GOAL OF THE EXERCISE: Of all the lines in this data, how many include "intensity"? Respond with the number only.

--- Begin RECORDS FOR THIS EXERCISE ---

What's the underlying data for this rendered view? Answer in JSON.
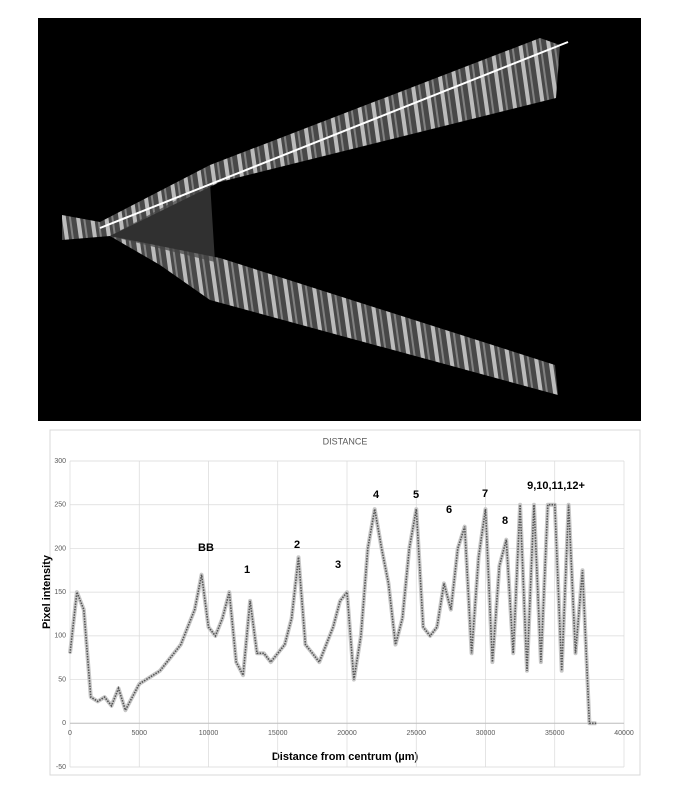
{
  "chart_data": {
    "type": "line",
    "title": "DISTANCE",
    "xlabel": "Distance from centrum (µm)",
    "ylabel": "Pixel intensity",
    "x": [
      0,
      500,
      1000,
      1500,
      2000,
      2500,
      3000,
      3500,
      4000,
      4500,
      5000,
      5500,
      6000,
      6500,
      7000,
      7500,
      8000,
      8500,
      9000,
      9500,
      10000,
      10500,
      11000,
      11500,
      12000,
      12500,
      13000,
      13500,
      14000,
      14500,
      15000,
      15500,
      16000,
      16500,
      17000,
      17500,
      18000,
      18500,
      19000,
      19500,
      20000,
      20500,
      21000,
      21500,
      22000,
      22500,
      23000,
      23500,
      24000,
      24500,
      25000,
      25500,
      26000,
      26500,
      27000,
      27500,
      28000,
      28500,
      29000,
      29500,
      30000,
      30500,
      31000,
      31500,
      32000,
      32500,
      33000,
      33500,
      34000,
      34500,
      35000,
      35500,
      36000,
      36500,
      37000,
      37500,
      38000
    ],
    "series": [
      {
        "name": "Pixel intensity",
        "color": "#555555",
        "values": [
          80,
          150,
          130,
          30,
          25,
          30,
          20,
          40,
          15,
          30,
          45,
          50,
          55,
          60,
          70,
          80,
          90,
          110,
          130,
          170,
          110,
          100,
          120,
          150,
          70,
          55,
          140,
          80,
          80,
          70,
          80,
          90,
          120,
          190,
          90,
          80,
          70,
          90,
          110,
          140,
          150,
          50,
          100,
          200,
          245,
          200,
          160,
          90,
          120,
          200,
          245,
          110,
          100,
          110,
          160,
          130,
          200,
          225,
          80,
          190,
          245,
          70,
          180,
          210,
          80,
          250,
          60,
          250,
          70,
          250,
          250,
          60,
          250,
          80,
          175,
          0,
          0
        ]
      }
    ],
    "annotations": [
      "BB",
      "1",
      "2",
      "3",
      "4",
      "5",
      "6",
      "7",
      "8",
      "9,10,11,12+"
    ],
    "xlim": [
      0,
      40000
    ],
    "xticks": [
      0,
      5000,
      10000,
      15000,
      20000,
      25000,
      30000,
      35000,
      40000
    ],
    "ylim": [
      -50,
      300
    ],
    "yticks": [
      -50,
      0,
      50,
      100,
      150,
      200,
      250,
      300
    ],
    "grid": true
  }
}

--- End RECORDS FOR THIS EXERCISE ---

CORRECT OUTPUT: 2